REQUIRED TASK: Can all of these lines be returned exactly?

Data entries

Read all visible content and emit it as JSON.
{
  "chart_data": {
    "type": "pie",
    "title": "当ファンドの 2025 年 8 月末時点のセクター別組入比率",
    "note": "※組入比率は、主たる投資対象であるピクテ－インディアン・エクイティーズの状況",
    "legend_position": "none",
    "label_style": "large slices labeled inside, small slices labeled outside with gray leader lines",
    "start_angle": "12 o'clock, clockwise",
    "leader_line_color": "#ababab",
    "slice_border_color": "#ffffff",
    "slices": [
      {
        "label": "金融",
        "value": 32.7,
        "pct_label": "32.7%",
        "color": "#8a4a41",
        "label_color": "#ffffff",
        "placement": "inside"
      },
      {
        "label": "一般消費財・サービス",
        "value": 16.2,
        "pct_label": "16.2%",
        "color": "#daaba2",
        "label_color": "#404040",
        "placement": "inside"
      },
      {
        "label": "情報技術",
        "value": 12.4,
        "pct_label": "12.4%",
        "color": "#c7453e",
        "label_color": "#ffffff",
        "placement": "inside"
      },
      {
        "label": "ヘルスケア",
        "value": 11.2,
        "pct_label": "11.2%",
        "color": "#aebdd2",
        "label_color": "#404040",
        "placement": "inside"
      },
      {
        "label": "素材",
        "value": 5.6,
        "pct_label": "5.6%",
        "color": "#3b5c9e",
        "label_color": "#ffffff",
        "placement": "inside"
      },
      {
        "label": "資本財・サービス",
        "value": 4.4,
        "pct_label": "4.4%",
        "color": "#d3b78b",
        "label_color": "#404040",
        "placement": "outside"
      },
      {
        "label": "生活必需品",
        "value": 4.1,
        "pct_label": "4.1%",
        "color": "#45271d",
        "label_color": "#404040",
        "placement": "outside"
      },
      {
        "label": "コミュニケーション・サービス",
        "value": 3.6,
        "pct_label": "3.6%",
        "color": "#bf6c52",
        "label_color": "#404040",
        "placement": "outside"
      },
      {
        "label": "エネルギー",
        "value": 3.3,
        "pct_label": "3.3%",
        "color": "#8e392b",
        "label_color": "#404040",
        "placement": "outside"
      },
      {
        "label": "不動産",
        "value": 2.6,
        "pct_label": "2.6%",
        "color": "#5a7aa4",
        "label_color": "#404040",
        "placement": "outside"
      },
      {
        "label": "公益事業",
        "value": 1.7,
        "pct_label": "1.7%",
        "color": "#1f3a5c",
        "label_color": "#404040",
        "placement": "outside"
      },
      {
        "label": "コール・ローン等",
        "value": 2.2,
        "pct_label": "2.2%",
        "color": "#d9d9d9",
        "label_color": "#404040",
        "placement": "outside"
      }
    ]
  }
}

TASK RESULT:
Read all visible content and emit it as JSON.
{
  "chart_data": {
    "type": "pie",
    "title": "当ファンドの 2025 年 8 月末時点のセクター別組入比率",
    "note": "※組入比率は、主たる投資対象であるピクテ－インディアン・エクイティーズの状況",
    "legend_position": "none",
    "label_style": "large slices labeled inside, small slices labeled outside with gray leader lines",
    "start_angle": "12 o'clock, clockwise",
    "leader_line_color": "#ababab",
    "slice_border_color": "#ffffff",
    "slices": [
      {
        "label": "金融",
        "value": 32.7,
        "pct_label": "32.7%",
        "color": "#8a4a41",
        "label_color": "#ffffff",
        "placement": "inside"
      },
      {
        "label": "一般消費財・サービス",
        "value": 16.2,
        "pct_label": "16.2%",
        "color": "#daaba2",
        "label_color": "#404040",
        "placement": "inside"
      },
      {
        "label": "情報技術",
        "value": 12.4,
        "pct_label": "12.4%",
        "color": "#c7453e",
        "label_color": "#ffffff",
        "placement": "inside"
      },
      {
        "label": "ヘルスケア",
        "value": 11.2,
        "pct_label": "11.2%",
        "color": "#aebdd2",
        "label_color": "#404040",
        "placement": "inside"
      },
      {
        "label": "素材",
        "value": 5.6,
        "pct_label": "5.6%",
        "color": "#3b5c9e",
        "label_color": "#ffffff",
        "placement": "inside"
      },
      {
        "label": "資本財・サービス",
        "value": 4.4,
        "pct_label": "4.4%",
        "color": "#d3b78b",
        "label_color": "#404040",
        "placement": "outside"
      },
      {
        "label": "生活必需品",
        "value": 4.1,
        "pct_label": "4.1%",
        "color": "#45271d",
        "label_color": "#404040",
        "placement": "outside"
      },
      {
        "label": "コミュニケーション・サービス",
        "value": 3.6,
        "pct_label": "3.6%",
        "color": "#bf6c52",
        "label_color": "#404040",
        "placement": "outside"
      },
      {
        "label": "エネルギー",
        "value": 3.3,
        "pct_label": "3.3%",
        "color": "#8e392b",
        "label_color": "#404040",
        "placement": "outside"
      },
      {
        "label": "不動産",
        "value": 2.6,
        "pct_label": "2.6%",
        "color": "#5a7aa4",
        "label_color": "#404040",
        "placement": "outside"
      },
      {
        "label": "公益事業",
        "value": 1.7,
        "pct_label": "1.7%",
        "color": "#1f3a5c",
        "label_color": "#404040",
        "placement": "outside"
      },
      {
        "label": "コール・ローン等",
        "value": 2.2,
        "pct_label": "2.2%",
        "color": "#d9d9d9",
        "label_color": "#404040",
        "placement": "outside"
      }
    ]
  }
}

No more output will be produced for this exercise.